** Begin The records **

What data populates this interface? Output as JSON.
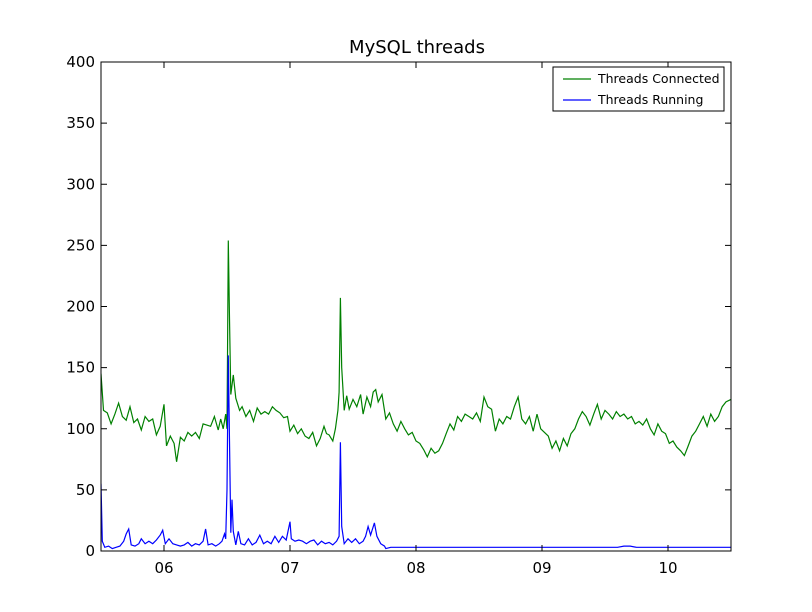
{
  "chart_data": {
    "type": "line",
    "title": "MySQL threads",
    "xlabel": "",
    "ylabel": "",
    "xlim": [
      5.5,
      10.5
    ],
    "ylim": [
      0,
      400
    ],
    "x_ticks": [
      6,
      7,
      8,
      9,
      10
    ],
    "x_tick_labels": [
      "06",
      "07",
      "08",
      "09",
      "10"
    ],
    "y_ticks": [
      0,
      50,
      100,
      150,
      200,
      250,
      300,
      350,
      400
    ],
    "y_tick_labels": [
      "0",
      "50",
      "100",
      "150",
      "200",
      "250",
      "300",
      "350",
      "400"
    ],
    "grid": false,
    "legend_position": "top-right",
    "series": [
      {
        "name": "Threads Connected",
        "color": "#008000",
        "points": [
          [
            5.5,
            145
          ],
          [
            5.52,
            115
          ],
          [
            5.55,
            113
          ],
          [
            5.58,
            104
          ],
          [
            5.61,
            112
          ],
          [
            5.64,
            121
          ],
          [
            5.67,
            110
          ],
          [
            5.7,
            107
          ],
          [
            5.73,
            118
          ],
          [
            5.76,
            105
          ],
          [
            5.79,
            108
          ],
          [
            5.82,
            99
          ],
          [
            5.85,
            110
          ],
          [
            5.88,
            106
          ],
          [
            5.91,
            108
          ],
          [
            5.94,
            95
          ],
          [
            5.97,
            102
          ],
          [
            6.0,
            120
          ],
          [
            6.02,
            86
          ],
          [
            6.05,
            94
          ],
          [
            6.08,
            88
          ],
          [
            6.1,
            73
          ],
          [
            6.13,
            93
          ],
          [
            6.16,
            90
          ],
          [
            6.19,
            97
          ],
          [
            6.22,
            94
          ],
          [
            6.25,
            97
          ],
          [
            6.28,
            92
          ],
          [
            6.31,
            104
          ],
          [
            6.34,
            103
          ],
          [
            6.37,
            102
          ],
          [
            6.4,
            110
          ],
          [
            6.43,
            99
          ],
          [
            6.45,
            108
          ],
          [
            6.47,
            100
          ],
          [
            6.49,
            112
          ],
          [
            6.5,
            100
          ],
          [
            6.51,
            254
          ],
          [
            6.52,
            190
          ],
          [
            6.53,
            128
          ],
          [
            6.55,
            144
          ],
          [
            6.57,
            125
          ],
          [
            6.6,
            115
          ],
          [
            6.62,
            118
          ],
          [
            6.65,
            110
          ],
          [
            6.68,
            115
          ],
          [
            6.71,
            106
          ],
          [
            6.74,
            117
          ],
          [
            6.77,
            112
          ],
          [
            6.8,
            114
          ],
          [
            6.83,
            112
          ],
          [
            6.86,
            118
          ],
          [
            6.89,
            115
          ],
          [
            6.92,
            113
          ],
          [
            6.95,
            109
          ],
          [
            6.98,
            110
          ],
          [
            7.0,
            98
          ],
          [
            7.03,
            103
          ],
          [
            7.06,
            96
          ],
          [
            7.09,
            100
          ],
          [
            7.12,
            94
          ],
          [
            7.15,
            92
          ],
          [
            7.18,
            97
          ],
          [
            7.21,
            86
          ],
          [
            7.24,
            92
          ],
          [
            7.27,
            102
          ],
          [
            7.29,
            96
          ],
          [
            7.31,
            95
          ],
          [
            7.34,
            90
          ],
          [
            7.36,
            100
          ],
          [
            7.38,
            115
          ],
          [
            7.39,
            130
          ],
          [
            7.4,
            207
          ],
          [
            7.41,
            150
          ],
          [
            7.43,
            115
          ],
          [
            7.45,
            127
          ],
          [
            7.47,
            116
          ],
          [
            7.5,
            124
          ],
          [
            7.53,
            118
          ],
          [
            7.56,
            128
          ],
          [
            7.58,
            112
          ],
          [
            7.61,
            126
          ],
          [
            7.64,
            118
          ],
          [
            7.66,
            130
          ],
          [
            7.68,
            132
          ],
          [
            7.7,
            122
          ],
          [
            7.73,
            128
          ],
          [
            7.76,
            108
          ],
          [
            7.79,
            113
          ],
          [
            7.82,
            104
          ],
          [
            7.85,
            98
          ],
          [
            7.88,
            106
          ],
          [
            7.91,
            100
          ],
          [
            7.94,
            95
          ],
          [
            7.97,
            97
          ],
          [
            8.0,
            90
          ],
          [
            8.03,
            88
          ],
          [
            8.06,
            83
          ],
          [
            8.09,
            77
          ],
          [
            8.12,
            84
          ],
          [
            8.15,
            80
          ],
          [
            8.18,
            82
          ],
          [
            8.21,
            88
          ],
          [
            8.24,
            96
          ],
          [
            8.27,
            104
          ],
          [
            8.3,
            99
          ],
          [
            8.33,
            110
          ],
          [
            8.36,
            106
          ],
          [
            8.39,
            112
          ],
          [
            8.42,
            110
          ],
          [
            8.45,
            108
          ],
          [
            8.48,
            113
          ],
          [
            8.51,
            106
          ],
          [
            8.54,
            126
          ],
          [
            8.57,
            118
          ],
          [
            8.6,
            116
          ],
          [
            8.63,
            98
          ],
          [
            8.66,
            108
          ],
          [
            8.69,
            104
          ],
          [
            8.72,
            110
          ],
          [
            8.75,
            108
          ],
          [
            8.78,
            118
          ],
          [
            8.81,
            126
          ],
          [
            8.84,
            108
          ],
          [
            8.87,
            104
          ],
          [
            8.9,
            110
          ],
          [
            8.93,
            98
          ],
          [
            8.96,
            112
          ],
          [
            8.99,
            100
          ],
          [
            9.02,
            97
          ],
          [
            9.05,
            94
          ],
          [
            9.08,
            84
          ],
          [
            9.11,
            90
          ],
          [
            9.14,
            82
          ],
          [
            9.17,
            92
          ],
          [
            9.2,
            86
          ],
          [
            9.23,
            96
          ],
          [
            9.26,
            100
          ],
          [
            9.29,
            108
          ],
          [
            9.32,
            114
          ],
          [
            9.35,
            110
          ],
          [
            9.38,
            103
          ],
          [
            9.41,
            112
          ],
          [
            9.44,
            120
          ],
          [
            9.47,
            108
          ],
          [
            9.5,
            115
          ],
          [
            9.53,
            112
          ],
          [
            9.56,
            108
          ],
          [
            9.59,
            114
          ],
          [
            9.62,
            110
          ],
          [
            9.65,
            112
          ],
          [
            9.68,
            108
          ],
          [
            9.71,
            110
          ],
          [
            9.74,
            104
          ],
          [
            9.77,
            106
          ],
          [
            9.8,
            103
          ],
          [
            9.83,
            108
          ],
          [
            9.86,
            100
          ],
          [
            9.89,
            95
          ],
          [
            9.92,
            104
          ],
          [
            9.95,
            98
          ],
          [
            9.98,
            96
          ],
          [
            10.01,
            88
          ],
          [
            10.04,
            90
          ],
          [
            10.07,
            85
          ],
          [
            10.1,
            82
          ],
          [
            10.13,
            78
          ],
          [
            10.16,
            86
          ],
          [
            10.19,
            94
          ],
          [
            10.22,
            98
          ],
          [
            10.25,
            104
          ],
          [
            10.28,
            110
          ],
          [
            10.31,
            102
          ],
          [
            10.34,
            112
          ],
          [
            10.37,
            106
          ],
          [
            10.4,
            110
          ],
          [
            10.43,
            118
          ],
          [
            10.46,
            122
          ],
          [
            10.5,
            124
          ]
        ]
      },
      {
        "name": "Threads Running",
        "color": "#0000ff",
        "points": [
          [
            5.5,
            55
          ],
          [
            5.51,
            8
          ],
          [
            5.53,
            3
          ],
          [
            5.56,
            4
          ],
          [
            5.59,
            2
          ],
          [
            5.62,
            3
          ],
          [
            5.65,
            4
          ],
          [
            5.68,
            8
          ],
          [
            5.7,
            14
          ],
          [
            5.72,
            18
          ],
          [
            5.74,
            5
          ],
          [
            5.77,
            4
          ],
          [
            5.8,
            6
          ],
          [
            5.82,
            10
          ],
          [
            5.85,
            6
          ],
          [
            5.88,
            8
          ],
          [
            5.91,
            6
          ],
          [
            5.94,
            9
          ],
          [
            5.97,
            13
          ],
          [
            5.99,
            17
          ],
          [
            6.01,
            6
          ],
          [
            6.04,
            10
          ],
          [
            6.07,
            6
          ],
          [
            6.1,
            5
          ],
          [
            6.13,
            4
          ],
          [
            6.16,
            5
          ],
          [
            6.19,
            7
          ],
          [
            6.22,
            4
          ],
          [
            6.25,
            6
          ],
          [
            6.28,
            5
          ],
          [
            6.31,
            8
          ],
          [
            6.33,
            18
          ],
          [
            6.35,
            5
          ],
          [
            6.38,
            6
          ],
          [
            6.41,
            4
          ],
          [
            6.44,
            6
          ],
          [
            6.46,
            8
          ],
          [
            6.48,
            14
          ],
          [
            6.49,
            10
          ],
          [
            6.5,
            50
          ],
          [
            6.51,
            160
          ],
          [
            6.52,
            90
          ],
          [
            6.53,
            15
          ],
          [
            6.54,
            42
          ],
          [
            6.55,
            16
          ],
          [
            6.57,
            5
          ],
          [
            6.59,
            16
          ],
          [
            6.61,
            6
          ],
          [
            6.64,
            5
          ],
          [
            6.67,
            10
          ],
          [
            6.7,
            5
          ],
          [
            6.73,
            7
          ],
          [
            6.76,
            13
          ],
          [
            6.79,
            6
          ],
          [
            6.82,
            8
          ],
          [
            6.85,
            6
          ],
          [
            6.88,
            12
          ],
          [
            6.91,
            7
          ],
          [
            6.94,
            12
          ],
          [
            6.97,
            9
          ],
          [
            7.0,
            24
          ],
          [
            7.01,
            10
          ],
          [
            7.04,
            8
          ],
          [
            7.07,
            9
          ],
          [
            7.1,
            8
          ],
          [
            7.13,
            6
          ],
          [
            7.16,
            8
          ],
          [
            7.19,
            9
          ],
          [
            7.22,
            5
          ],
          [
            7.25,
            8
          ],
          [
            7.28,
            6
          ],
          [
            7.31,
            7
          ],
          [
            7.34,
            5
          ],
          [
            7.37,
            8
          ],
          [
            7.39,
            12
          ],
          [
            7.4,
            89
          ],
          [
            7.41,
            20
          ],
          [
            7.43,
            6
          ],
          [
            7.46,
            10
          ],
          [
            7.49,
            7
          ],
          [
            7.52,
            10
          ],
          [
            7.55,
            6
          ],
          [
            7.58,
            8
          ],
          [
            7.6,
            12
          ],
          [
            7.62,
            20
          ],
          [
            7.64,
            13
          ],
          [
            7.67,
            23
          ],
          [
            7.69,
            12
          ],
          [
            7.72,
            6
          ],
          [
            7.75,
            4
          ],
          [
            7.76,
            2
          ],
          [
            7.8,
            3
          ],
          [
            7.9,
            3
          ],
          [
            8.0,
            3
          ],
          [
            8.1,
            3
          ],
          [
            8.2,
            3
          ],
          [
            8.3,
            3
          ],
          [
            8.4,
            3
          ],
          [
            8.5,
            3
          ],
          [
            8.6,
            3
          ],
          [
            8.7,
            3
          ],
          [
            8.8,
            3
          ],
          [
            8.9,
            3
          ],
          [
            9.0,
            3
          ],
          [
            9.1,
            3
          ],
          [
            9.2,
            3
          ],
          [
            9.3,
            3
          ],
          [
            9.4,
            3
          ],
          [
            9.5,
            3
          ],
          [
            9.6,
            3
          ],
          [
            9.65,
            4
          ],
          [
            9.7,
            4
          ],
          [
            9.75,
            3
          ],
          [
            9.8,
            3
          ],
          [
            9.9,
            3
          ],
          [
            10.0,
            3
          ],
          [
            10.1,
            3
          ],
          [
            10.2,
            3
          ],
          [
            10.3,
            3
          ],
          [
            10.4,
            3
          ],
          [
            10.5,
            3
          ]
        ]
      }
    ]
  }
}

** End The records **
** Begin The records **

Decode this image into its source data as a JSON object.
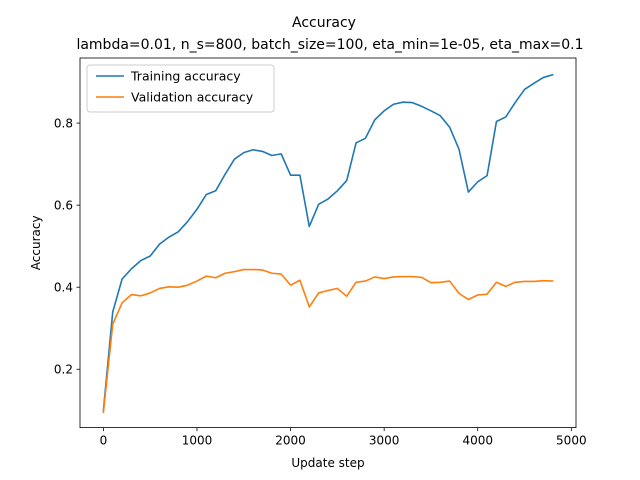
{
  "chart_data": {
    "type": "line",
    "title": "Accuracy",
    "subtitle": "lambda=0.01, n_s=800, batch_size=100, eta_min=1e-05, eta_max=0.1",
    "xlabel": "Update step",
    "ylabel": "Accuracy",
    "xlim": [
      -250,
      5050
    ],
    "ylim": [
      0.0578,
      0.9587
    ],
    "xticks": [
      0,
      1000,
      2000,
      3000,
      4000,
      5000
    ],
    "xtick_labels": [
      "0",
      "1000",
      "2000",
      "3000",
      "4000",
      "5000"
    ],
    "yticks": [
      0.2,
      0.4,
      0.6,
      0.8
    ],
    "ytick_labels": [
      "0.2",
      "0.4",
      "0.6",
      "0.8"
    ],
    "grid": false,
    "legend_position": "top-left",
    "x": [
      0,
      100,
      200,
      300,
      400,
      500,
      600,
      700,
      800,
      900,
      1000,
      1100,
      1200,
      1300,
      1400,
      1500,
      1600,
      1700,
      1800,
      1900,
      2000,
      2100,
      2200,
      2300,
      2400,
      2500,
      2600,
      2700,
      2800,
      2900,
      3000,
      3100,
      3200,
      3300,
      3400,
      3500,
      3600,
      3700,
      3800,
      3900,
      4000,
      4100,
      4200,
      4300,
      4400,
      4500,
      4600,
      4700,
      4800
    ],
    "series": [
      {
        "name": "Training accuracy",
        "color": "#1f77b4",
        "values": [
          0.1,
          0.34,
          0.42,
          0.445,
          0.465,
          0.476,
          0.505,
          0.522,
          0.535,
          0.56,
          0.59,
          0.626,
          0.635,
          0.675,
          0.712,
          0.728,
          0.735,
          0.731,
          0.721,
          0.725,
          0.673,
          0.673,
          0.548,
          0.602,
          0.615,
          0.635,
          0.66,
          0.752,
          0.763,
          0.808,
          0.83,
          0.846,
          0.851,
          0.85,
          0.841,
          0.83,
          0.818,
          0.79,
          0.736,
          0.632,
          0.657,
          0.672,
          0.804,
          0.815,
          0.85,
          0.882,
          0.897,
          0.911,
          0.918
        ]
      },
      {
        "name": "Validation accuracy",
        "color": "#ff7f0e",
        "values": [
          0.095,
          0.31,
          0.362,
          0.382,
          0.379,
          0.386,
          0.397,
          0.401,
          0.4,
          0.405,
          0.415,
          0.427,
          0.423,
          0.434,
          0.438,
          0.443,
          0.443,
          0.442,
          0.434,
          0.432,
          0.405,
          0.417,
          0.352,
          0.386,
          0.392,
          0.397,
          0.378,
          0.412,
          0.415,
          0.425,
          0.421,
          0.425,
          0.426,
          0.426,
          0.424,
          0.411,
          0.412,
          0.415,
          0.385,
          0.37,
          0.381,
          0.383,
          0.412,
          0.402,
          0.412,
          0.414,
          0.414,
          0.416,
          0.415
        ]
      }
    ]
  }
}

** End The records **

» What the task asks
Using the records above, say how many lines include the string "name". Only the number is wanted.

» Reply to the task
4